---------- EXTRACTED DATA
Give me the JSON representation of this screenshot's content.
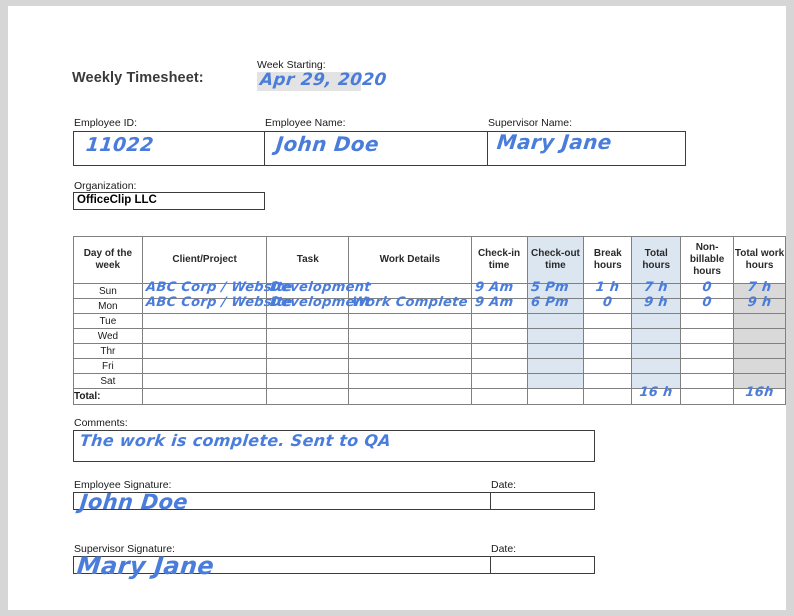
{
  "document": {
    "title": "Weekly Timesheet:",
    "week_starting_label": "Week Starting:",
    "week_starting_value": "Apr 29, 2020",
    "organization_label": "Organization:",
    "organization_value": "OfficeClip LLC"
  },
  "identity": {
    "employee_id_label": "Employee ID:",
    "employee_id_value": "11022",
    "employee_name_label": "Employee Name:",
    "employee_name_value": "John Doe",
    "supervisor_name_label": "Supervisor Name:",
    "supervisor_name_value": "Mary Jane"
  },
  "table": {
    "headers": [
      "Day of the week",
      "Client/Project",
      "Task",
      "Work Details",
      "Check-in time",
      "Check-out time",
      "Break hours",
      "Total hours",
      "Non-billable hours",
      "Total work hours"
    ],
    "rows": [
      {
        "day": "Sun",
        "client_project": "ABC Corp / Website",
        "task": "Development",
        "work_details": "",
        "check_in": "9 Am",
        "check_out": "5 Pm",
        "break_hours": "1 h",
        "total_hours": "7 h",
        "non_billable": "0",
        "total_work": "7 h"
      },
      {
        "day": "Mon",
        "client_project": "ABC Corp / Website",
        "task": "Development",
        "work_details": "Work Complete",
        "check_in": "9 Am",
        "check_out": "6 Pm",
        "break_hours": "0",
        "total_hours": "9 h",
        "non_billable": "0",
        "total_work": "9 h"
      },
      {
        "day": "Tue",
        "client_project": "",
        "task": "",
        "work_details": "",
        "check_in": "",
        "check_out": "",
        "break_hours": "",
        "total_hours": "",
        "non_billable": "",
        "total_work": ""
      },
      {
        "day": "Wed",
        "client_project": "",
        "task": "",
        "work_details": "",
        "check_in": "",
        "check_out": "",
        "break_hours": "",
        "total_hours": "",
        "non_billable": "",
        "total_work": ""
      },
      {
        "day": "Thr",
        "client_project": "",
        "task": "",
        "work_details": "",
        "check_in": "",
        "check_out": "",
        "break_hours": "",
        "total_hours": "",
        "non_billable": "",
        "total_work": ""
      },
      {
        "day": "Fri",
        "client_project": "",
        "task": "",
        "work_details": "",
        "check_in": "",
        "check_out": "",
        "break_hours": "",
        "total_hours": "",
        "non_billable": "",
        "total_work": ""
      },
      {
        "day": "Sat",
        "client_project": "",
        "task": "",
        "work_details": "",
        "check_in": "",
        "check_out": "",
        "break_hours": "",
        "total_hours": "",
        "non_billable": "",
        "total_work": ""
      }
    ],
    "total_row": {
      "label": "Total:",
      "total_hours": "16 h",
      "non_billable": "",
      "total_work": "16h"
    }
  },
  "comments": {
    "label": "Comments:",
    "value": "The work is complete. Sent to QA"
  },
  "signatures": {
    "employee_signature_label": "Employee Signature:",
    "employee_signature_value": "John Doe",
    "employee_date_label": "Date:",
    "employee_date_value": "",
    "supervisor_signature_label": "Supervisor Signature:",
    "supervisor_signature_value": "Mary Jane",
    "supervisor_date_label": "Date:",
    "supervisor_date_value": ""
  },
  "colors": {
    "highlight_blue": "#dce6f1",
    "highlight_gray": "#d9d9d9",
    "ink_blue": "#4a7ddb",
    "page_background": "#d6d6d6"
  }
}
--------------------
STATED TASK: Set down the material above as is, without any pictures.

WRITTEN RESPONSE:
Give me the JSON representation of this screenshot's content.
{
  "document": {
    "title": "Weekly Timesheet:",
    "week_starting_label": "Week Starting:",
    "week_starting_value": "Apr 29, 2020",
    "organization_label": "Organization:",
    "organization_value": "OfficeClip LLC"
  },
  "identity": {
    "employee_id_label": "Employee ID:",
    "employee_id_value": "11022",
    "employee_name_label": "Employee Name:",
    "employee_name_value": "John Doe",
    "supervisor_name_label": "Supervisor Name:",
    "supervisor_name_value": "Mary Jane"
  },
  "table": {
    "headers": [
      "Day of the week",
      "Client/Project",
      "Task",
      "Work Details",
      "Check-in time",
      "Check-out time",
      "Break hours",
      "Total hours",
      "Non-billable hours",
      "Total work hours"
    ],
    "rows": [
      {
        "day": "Sun",
        "client_project": "ABC Corp / Website",
        "task": "Development",
        "work_details": "",
        "check_in": "9 Am",
        "check_out": "5 Pm",
        "break_hours": "1 h",
        "total_hours": "7 h",
        "non_billable": "0",
        "total_work": "7 h"
      },
      {
        "day": "Mon",
        "client_project": "ABC Corp / Website",
        "task": "Development",
        "work_details": "Work Complete",
        "check_in": "9 Am",
        "check_out": "6 Pm",
        "break_hours": "0",
        "total_hours": "9 h",
        "non_billable": "0",
        "total_work": "9 h"
      },
      {
        "day": "Tue",
        "client_project": "",
        "task": "",
        "work_details": "",
        "check_in": "",
        "check_out": "",
        "break_hours": "",
        "total_hours": "",
        "non_billable": "",
        "total_work": ""
      },
      {
        "day": "Wed",
        "client_project": "",
        "task": "",
        "work_details": "",
        "check_in": "",
        "check_out": "",
        "break_hours": "",
        "total_hours": "",
        "non_billable": "",
        "total_work": ""
      },
      {
        "day": "Thr",
        "client_project": "",
        "task": "",
        "work_details": "",
        "check_in": "",
        "check_out": "",
        "break_hours": "",
        "total_hours": "",
        "non_billable": "",
        "total_work": ""
      },
      {
        "day": "Fri",
        "client_project": "",
        "task": "",
        "work_details": "",
        "check_in": "",
        "check_out": "",
        "break_hours": "",
        "total_hours": "",
        "non_billable": "",
        "total_work": ""
      },
      {
        "day": "Sat",
        "client_project": "",
        "task": "",
        "work_details": "",
        "check_in": "",
        "check_out": "",
        "break_hours": "",
        "total_hours": "",
        "non_billable": "",
        "total_work": ""
      }
    ],
    "total_row": {
      "label": "Total:",
      "total_hours": "16 h",
      "non_billable": "",
      "total_work": "16h"
    }
  },
  "comments": {
    "label": "Comments:",
    "value": "The work is complete. Sent to QA"
  },
  "signatures": {
    "employee_signature_label": "Employee Signature:",
    "employee_signature_value": "John Doe",
    "employee_date_label": "Date:",
    "employee_date_value": "",
    "supervisor_signature_label": "Supervisor Signature:",
    "supervisor_signature_value": "Mary Jane",
    "supervisor_date_label": "Date:",
    "supervisor_date_value": ""
  },
  "colors": {
    "highlight_blue": "#dce6f1",
    "highlight_gray": "#d9d9d9",
    "ink_blue": "#4a7ddb",
    "page_background": "#d6d6d6"
  }
}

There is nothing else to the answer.